» Requests:
(1) Name every SLO target listed in the first table of the error budget text.
(2) In the listing, from its first line through the line containing "218, 209, 271]", replace "interactable" with "clickable" and keep everything else the same.

START Provided text

Calculating the Budget

Error Budget = (1 − SLO) × Time Window
SLO 28-day window Per-day equivalent
99.0% 6.72 hours 14.4 minutes
99.5% 3.36 hours 7.2 minutes
99.9% 40.3 minutes 1.44 minutes
99.95% 20.2 minutes 43.2 seconds
99.99% 4.03 minutes 8.64 seconds

28-Day Rolling vs Calendar Month

Approach Pros Cons Recommendation
28-day rolling Smooth — never resets at month boundary; matches SRE-book canonical practice Harder to communicate to non-engineers ("which 28 days?") Default for engineering-owned SLOs
Calendar month Easy to explain; aligns with month-end reporting; resets are predictable Encourages risky behavior at month-start ("we have a fresh budget!") Use for stakeholder-facing reports only
Quarterly Aligns with planning cadence; less alert noise Slow signal — bad behavior hides for weeks Avoid for primary SLOs

Recommended: Compute SLO compliance on a 28-day rolling window for engineering decisions. Roll up to a monthly stakeholder report for external comms. Never use both as gates simultaneously.

What to Do When Budget Is Burned

Budget Remaining Engineering Posture
> 50% Ship features. Take risks. Run experiments.
25–50% Ship features but increase deploy review scrutiny; pause optional risky changes.
10–25% Freeze non-essential changes. Focus rotation on reliability work.
0–10% Production freeze. Only fixes that improve reliability. Page leadership.
< 0% (over-budget) All hands. Postmortem all incidents in window. No new features until budget restored.

Burn Rate Math

Burn Rate = (% of budget consumed in window W) / (W as fraction of total period)

A burn rate of 1 means you'll exhaust the budget exactly at window end. A burn rate of 14.4 over 1 hour means you'll exhaust the entire 28-day budget in 2 days if it continues — that's pageable.


🔥 Burn-Rate Alerts (Multi-Window)

END Provided text
START Listed records

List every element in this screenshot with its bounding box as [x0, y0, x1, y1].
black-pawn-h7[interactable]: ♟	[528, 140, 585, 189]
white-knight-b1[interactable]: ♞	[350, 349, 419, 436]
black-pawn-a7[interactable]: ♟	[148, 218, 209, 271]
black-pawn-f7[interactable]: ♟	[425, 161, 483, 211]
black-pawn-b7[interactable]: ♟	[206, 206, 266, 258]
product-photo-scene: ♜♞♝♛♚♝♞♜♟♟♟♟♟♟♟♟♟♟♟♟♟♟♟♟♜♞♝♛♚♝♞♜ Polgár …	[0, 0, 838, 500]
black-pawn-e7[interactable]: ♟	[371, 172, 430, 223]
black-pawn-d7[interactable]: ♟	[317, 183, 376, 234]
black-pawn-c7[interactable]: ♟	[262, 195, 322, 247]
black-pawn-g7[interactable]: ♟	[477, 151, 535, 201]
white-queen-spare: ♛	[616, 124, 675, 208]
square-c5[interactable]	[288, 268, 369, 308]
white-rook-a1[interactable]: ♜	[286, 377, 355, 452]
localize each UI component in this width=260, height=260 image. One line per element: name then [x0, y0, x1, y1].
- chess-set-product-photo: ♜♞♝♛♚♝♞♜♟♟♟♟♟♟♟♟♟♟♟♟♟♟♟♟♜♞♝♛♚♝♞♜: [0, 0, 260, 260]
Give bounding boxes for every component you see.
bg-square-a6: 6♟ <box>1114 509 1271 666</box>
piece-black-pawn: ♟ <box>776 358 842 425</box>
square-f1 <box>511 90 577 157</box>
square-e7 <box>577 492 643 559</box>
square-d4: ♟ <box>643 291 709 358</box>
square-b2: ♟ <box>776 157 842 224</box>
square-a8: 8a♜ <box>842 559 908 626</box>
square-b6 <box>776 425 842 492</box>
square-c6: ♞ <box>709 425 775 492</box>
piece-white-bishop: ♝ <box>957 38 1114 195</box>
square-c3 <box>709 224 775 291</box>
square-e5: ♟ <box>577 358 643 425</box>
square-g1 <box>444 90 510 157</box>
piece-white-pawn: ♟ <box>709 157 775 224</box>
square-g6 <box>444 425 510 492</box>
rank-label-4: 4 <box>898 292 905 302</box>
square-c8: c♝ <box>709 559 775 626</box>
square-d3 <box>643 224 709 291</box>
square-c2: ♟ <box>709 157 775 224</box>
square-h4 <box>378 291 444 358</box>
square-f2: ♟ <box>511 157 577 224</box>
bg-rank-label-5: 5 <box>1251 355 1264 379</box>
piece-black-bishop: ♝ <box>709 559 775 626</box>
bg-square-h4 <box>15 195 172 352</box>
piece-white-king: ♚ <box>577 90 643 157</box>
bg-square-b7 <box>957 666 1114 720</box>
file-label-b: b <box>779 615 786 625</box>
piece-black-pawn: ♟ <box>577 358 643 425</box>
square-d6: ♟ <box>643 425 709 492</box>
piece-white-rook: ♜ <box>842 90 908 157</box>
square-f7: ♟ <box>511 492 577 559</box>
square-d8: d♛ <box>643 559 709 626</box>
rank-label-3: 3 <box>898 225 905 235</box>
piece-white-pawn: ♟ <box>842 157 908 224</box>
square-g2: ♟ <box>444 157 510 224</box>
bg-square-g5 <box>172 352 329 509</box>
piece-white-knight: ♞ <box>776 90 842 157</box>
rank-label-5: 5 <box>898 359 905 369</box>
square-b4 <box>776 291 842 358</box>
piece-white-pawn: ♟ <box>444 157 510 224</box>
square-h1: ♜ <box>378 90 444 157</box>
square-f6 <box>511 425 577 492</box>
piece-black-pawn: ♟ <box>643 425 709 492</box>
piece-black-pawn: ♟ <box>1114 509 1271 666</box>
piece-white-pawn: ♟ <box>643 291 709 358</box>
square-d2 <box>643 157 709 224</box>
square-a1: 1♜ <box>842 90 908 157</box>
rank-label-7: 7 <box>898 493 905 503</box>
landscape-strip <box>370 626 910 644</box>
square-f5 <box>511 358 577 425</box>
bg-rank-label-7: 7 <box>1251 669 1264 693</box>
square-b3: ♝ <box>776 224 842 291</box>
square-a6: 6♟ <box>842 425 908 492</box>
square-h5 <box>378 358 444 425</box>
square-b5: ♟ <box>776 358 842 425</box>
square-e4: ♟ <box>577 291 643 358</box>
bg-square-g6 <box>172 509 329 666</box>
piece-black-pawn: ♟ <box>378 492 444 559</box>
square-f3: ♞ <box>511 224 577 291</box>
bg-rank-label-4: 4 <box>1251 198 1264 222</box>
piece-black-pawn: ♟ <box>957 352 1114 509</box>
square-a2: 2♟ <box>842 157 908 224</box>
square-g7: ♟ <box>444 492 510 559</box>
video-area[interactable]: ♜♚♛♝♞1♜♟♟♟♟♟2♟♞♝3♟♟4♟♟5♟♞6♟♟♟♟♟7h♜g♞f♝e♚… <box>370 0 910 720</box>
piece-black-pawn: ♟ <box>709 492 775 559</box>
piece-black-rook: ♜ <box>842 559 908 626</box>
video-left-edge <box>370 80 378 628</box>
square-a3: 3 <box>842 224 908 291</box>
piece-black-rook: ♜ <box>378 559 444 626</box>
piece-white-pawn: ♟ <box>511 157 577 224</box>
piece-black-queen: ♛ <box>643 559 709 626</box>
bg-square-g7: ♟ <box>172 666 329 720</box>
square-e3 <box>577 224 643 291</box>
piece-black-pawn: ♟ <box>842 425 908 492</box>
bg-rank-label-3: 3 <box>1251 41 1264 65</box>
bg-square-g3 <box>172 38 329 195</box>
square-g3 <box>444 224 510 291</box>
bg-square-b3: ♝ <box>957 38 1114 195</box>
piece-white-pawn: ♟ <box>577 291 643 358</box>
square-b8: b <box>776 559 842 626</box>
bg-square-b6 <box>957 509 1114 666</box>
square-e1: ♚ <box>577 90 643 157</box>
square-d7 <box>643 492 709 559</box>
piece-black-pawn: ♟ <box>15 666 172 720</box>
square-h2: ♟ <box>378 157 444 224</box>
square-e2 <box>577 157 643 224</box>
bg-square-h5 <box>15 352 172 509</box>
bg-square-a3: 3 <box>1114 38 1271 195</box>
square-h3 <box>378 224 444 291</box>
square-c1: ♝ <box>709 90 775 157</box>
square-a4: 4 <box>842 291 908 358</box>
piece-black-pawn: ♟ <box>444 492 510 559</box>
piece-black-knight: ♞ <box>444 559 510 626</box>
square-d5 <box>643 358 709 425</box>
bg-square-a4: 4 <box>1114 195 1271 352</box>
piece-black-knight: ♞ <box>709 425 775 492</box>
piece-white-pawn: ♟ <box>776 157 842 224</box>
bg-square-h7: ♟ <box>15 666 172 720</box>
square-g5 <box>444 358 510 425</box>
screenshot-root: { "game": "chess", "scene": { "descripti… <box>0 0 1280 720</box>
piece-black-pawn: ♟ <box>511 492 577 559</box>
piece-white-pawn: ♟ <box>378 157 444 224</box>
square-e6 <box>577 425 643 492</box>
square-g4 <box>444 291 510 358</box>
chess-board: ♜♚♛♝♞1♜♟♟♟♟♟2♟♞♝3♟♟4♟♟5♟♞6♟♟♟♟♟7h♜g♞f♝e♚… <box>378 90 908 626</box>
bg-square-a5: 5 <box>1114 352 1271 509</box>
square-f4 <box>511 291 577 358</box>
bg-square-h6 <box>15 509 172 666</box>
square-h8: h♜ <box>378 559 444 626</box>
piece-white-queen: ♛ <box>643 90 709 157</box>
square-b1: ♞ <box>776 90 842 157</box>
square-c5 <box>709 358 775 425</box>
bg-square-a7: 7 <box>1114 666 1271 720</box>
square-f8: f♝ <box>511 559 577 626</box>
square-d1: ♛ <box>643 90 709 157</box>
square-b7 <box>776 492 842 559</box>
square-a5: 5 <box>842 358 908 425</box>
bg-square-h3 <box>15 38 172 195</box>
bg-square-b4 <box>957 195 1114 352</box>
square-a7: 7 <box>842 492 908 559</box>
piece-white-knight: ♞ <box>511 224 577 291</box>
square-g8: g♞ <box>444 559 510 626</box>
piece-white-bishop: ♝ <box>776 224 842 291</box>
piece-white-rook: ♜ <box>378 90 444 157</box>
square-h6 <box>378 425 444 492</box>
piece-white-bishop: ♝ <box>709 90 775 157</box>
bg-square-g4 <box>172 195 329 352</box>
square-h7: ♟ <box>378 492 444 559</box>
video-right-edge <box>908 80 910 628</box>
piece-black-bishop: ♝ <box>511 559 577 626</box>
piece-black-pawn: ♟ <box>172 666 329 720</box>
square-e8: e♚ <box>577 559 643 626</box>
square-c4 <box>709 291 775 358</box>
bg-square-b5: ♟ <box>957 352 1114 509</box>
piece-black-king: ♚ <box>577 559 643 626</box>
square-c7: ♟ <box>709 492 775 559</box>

END Listed records

» Solutions to the exercise:
(1) 99.0%, 99.5%, 99.9%, 99.95%, 99.99%

(2)
List every element in this screenshot with its bounding box as [x0, y0, x1, y1].
black-pawn-h7[clickable]: ♟	[528, 140, 585, 189]
white-knight-b1[clickable]: ♞	[350, 349, 419, 436]
black-pawn-a7[clickable]: ♟	[148, 218, 209, 271]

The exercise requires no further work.